----- Exercise material -----

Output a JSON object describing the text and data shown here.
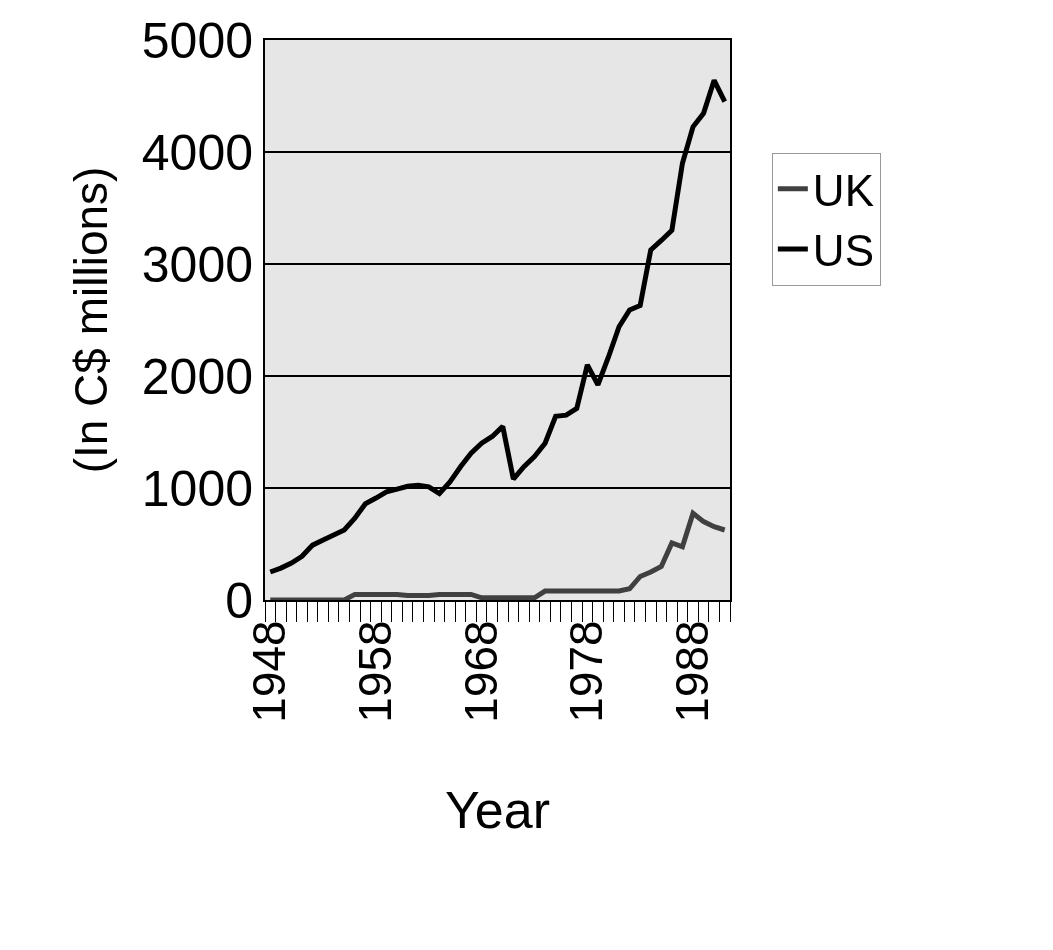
{
  "chart_data": {
    "type": "line",
    "xlabel": "Year",
    "ylabel": "(In C$ millions)",
    "categories": [
      "1948",
      null,
      null,
      null,
      null,
      null,
      null,
      null,
      null,
      null,
      "1958",
      null,
      null,
      null,
      null,
      null,
      null,
      null,
      null,
      null,
      "1968",
      null,
      null,
      null,
      null,
      null,
      null,
      null,
      null,
      null,
      "1978",
      null,
      null,
      null,
      null,
      null,
      null,
      null,
      null,
      null,
      "1988",
      null,
      null,
      null
    ],
    "series": [
      {
        "name": "UK",
        "color": "#404040",
        "values": [
          0,
          0,
          0,
          0,
          0,
          0,
          0,
          0,
          50,
          50,
          50,
          50,
          50,
          40,
          40,
          40,
          50,
          50,
          50,
          50,
          20,
          20,
          20,
          20,
          20,
          20,
          80,
          80,
          80,
          80,
          80,
          80,
          80,
          80,
          100,
          210,
          250,
          300,
          510,
          475,
          775,
          700,
          655,
          625
        ]
      },
      {
        "name": "US",
        "color": "#000000",
        "values": [
          250,
          285,
          330,
          390,
          490,
          535,
          580,
          625,
          730,
          860,
          910,
          965,
          990,
          1015,
          1025,
          1010,
          950,
          1055,
          1190,
          1310,
          1400,
          1460,
          1550,
          1080,
          1190,
          1280,
          1400,
          1640,
          1650,
          1710,
          2100,
          1920,
          2170,
          2440,
          2590,
          2630,
          3125,
          3210,
          3300,
          3900,
          4225,
          4345,
          4640,
          4450
        ]
      }
    ],
    "ylim": [
      0,
      5000
    ],
    "yticks": [
      0,
      1000,
      2000,
      3000,
      4000,
      5000
    ],
    "grid": "y",
    "legend": "right",
    "marker": "none",
    "line_style": "solid"
  }
}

-----

> Exercise aim:
Output the records above exactly; leave out the pictures.

> Full response:
Output a JSON object describing the text and data shown here.
{
  "chart_data": {
    "type": "line",
    "xlabel": "Year",
    "ylabel": "(In C$ millions)",
    "categories": [
      "1948",
      null,
      null,
      null,
      null,
      null,
      null,
      null,
      null,
      null,
      "1958",
      null,
      null,
      null,
      null,
      null,
      null,
      null,
      null,
      null,
      "1968",
      null,
      null,
      null,
      null,
      null,
      null,
      null,
      null,
      null,
      "1978",
      null,
      null,
      null,
      null,
      null,
      null,
      null,
      null,
      null,
      "1988",
      null,
      null,
      null
    ],
    "series": [
      {
        "name": "UK",
        "color": "#404040",
        "values": [
          0,
          0,
          0,
          0,
          0,
          0,
          0,
          0,
          50,
          50,
          50,
          50,
          50,
          40,
          40,
          40,
          50,
          50,
          50,
          50,
          20,
          20,
          20,
          20,
          20,
          20,
          80,
          80,
          80,
          80,
          80,
          80,
          80,
          80,
          100,
          210,
          250,
          300,
          510,
          475,
          775,
          700,
          655,
          625
        ]
      },
      {
        "name": "US",
        "color": "#000000",
        "values": [
          250,
          285,
          330,
          390,
          490,
          535,
          580,
          625,
          730,
          860,
          910,
          965,
          990,
          1015,
          1025,
          1010,
          950,
          1055,
          1190,
          1310,
          1400,
          1460,
          1550,
          1080,
          1190,
          1280,
          1400,
          1640,
          1650,
          1710,
          2100,
          1920,
          2170,
          2440,
          2590,
          2630,
          3125,
          3210,
          3300,
          3900,
          4225,
          4345,
          4640,
          4450
        ]
      }
    ],
    "ylim": [
      0,
      5000
    ],
    "yticks": [
      0,
      1000,
      2000,
      3000,
      4000,
      5000
    ],
    "grid": "y",
    "legend": "right",
    "marker": "none",
    "line_style": "solid"
  }
}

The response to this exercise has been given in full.